Exercise brief:
Write out all of the records precisely. Skip anything that is a picture.

Dataset content:
____

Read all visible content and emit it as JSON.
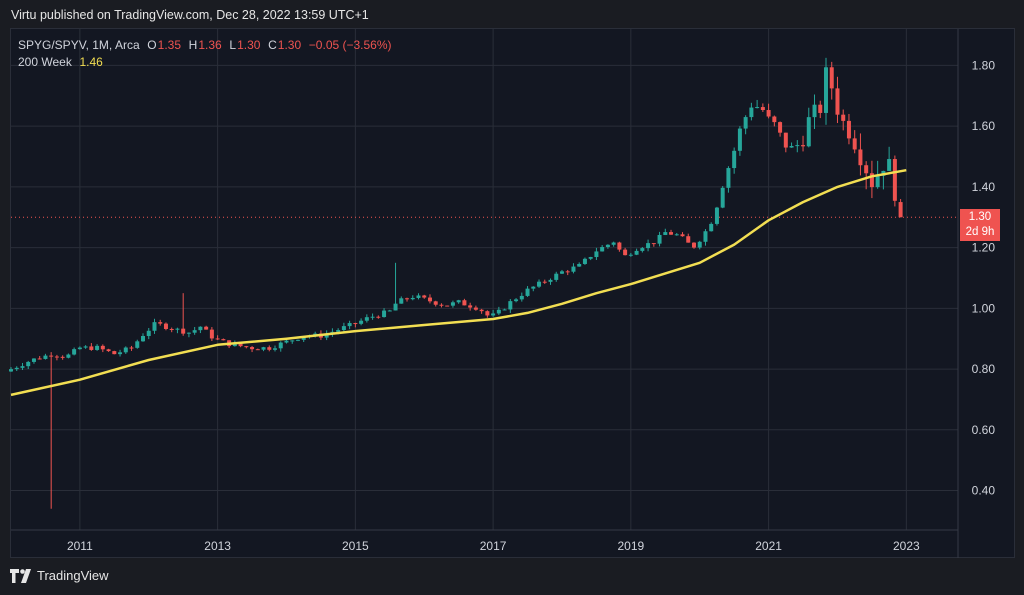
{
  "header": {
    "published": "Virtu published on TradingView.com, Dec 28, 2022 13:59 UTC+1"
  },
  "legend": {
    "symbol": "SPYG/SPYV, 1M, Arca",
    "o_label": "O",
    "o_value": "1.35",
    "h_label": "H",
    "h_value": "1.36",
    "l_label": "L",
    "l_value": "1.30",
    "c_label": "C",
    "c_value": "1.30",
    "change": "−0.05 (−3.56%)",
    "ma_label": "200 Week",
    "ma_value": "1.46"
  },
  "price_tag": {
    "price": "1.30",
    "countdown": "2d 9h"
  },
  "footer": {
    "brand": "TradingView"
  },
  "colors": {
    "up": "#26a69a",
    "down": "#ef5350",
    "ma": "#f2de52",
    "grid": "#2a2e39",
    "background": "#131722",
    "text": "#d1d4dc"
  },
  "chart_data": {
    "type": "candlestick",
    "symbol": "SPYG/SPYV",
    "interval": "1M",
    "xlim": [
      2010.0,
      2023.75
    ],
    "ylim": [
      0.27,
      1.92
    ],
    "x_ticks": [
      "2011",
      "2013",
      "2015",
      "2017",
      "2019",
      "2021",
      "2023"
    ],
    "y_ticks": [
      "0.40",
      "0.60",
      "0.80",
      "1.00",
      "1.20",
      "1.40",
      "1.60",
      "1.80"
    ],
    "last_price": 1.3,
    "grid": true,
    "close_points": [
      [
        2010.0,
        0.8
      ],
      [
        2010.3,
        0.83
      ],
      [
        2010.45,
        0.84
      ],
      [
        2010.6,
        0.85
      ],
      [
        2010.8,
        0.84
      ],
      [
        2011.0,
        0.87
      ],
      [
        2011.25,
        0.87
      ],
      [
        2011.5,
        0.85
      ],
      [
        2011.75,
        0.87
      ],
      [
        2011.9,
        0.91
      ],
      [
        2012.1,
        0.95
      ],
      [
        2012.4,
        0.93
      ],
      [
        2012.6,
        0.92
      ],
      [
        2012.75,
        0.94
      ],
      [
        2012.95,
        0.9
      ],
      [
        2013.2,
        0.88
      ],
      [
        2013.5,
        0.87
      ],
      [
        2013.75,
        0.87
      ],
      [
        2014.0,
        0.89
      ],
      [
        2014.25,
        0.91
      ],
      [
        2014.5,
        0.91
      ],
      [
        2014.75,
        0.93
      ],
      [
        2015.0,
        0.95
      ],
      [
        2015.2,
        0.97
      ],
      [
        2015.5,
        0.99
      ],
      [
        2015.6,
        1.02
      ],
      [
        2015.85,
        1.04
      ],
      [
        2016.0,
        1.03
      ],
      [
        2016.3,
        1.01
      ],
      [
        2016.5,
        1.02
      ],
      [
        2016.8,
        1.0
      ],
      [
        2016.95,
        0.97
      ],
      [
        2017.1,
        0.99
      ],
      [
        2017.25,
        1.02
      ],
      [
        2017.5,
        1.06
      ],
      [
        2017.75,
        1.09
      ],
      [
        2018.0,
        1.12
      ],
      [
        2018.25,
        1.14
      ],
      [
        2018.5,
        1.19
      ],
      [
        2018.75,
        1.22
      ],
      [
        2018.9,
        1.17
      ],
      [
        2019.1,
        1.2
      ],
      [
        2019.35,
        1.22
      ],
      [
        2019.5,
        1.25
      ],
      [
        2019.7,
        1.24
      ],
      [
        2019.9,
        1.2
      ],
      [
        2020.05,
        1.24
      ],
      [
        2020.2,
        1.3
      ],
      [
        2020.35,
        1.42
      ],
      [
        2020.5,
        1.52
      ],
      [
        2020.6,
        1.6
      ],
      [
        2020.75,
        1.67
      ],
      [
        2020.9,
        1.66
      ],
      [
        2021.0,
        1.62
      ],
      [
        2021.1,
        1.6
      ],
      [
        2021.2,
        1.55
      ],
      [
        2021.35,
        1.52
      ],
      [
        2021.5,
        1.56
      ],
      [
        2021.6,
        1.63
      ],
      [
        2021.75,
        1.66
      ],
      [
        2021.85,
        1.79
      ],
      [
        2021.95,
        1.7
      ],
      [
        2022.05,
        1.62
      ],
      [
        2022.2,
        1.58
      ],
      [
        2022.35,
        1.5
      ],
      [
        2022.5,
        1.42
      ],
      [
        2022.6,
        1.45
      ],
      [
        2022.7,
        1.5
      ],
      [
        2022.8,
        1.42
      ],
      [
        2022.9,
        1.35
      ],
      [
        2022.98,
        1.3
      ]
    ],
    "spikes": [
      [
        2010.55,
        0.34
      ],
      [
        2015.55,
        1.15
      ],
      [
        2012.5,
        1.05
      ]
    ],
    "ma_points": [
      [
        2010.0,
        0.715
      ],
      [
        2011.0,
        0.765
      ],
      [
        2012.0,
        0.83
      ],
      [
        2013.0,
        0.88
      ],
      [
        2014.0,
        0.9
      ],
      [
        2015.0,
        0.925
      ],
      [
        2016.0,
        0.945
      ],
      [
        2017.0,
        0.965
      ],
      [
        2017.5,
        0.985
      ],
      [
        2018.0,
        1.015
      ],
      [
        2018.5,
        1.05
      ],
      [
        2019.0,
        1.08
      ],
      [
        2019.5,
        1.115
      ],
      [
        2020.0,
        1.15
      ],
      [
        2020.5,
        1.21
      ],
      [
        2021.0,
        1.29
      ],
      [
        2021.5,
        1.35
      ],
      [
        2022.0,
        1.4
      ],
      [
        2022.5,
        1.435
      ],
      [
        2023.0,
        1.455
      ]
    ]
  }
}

____

Solution to this exercise:
Read all visible content and emit it as JSON.
{
  "header": {
    "published": "Virtu published on TradingView.com, Dec 28, 2022 13:59 UTC+1"
  },
  "legend": {
    "symbol": "SPYG/SPYV, 1M, Arca",
    "o_label": "O",
    "o_value": "1.35",
    "h_label": "H",
    "h_value": "1.36",
    "l_label": "L",
    "l_value": "1.30",
    "c_label": "C",
    "c_value": "1.30",
    "change": "−0.05 (−3.56%)",
    "ma_label": "200 Week",
    "ma_value": "1.46"
  },
  "price_tag": {
    "price": "1.30",
    "countdown": "2d 9h"
  },
  "footer": {
    "brand": "TradingView"
  },
  "colors": {
    "up": "#26a69a",
    "down": "#ef5350",
    "ma": "#f2de52",
    "grid": "#2a2e39",
    "background": "#131722",
    "text": "#d1d4dc"
  },
  "chart_data": {
    "type": "candlestick",
    "symbol": "SPYG/SPYV",
    "interval": "1M",
    "xlim": [
      2010.0,
      2023.75
    ],
    "ylim": [
      0.27,
      1.92
    ],
    "x_ticks": [
      "2011",
      "2013",
      "2015",
      "2017",
      "2019",
      "2021",
      "2023"
    ],
    "y_ticks": [
      "0.40",
      "0.60",
      "0.80",
      "1.00",
      "1.20",
      "1.40",
      "1.60",
      "1.80"
    ],
    "last_price": 1.3,
    "grid": true,
    "close_points": [
      [
        2010.0,
        0.8
      ],
      [
        2010.3,
        0.83
      ],
      [
        2010.45,
        0.84
      ],
      [
        2010.6,
        0.85
      ],
      [
        2010.8,
        0.84
      ],
      [
        2011.0,
        0.87
      ],
      [
        2011.25,
        0.87
      ],
      [
        2011.5,
        0.85
      ],
      [
        2011.75,
        0.87
      ],
      [
        2011.9,
        0.91
      ],
      [
        2012.1,
        0.95
      ],
      [
        2012.4,
        0.93
      ],
      [
        2012.6,
        0.92
      ],
      [
        2012.75,
        0.94
      ],
      [
        2012.95,
        0.9
      ],
      [
        2013.2,
        0.88
      ],
      [
        2013.5,
        0.87
      ],
      [
        2013.75,
        0.87
      ],
      [
        2014.0,
        0.89
      ],
      [
        2014.25,
        0.91
      ],
      [
        2014.5,
        0.91
      ],
      [
        2014.75,
        0.93
      ],
      [
        2015.0,
        0.95
      ],
      [
        2015.2,
        0.97
      ],
      [
        2015.5,
        0.99
      ],
      [
        2015.6,
        1.02
      ],
      [
        2015.85,
        1.04
      ],
      [
        2016.0,
        1.03
      ],
      [
        2016.3,
        1.01
      ],
      [
        2016.5,
        1.02
      ],
      [
        2016.8,
        1.0
      ],
      [
        2016.95,
        0.97
      ],
      [
        2017.1,
        0.99
      ],
      [
        2017.25,
        1.02
      ],
      [
        2017.5,
        1.06
      ],
      [
        2017.75,
        1.09
      ],
      [
        2018.0,
        1.12
      ],
      [
        2018.25,
        1.14
      ],
      [
        2018.5,
        1.19
      ],
      [
        2018.75,
        1.22
      ],
      [
        2018.9,
        1.17
      ],
      [
        2019.1,
        1.2
      ],
      [
        2019.35,
        1.22
      ],
      [
        2019.5,
        1.25
      ],
      [
        2019.7,
        1.24
      ],
      [
        2019.9,
        1.2
      ],
      [
        2020.05,
        1.24
      ],
      [
        2020.2,
        1.3
      ],
      [
        2020.35,
        1.42
      ],
      [
        2020.5,
        1.52
      ],
      [
        2020.6,
        1.6
      ],
      [
        2020.75,
        1.67
      ],
      [
        2020.9,
        1.66
      ],
      [
        2021.0,
        1.62
      ],
      [
        2021.1,
        1.6
      ],
      [
        2021.2,
        1.55
      ],
      [
        2021.35,
        1.52
      ],
      [
        2021.5,
        1.56
      ],
      [
        2021.6,
        1.63
      ],
      [
        2021.75,
        1.66
      ],
      [
        2021.85,
        1.79
      ],
      [
        2021.95,
        1.7
      ],
      [
        2022.05,
        1.62
      ],
      [
        2022.2,
        1.58
      ],
      [
        2022.35,
        1.5
      ],
      [
        2022.5,
        1.42
      ],
      [
        2022.6,
        1.45
      ],
      [
        2022.7,
        1.5
      ],
      [
        2022.8,
        1.42
      ],
      [
        2022.9,
        1.35
      ],
      [
        2022.98,
        1.3
      ]
    ],
    "spikes": [
      [
        2010.55,
        0.34
      ],
      [
        2015.55,
        1.15
      ],
      [
        2012.5,
        1.05
      ]
    ],
    "ma_points": [
      [
        2010.0,
        0.715
      ],
      [
        2011.0,
        0.765
      ],
      [
        2012.0,
        0.83
      ],
      [
        2013.0,
        0.88
      ],
      [
        2014.0,
        0.9
      ],
      [
        2015.0,
        0.925
      ],
      [
        2016.0,
        0.945
      ],
      [
        2017.0,
        0.965
      ],
      [
        2017.5,
        0.985
      ],
      [
        2018.0,
        1.015
      ],
      [
        2018.5,
        1.05
      ],
      [
        2019.0,
        1.08
      ],
      [
        2019.5,
        1.115
      ],
      [
        2020.0,
        1.15
      ],
      [
        2020.5,
        1.21
      ],
      [
        2021.0,
        1.29
      ],
      [
        2021.5,
        1.35
      ],
      [
        2022.0,
        1.4
      ],
      [
        2022.5,
        1.435
      ],
      [
        2023.0,
        1.455
      ]
    ]
  }
}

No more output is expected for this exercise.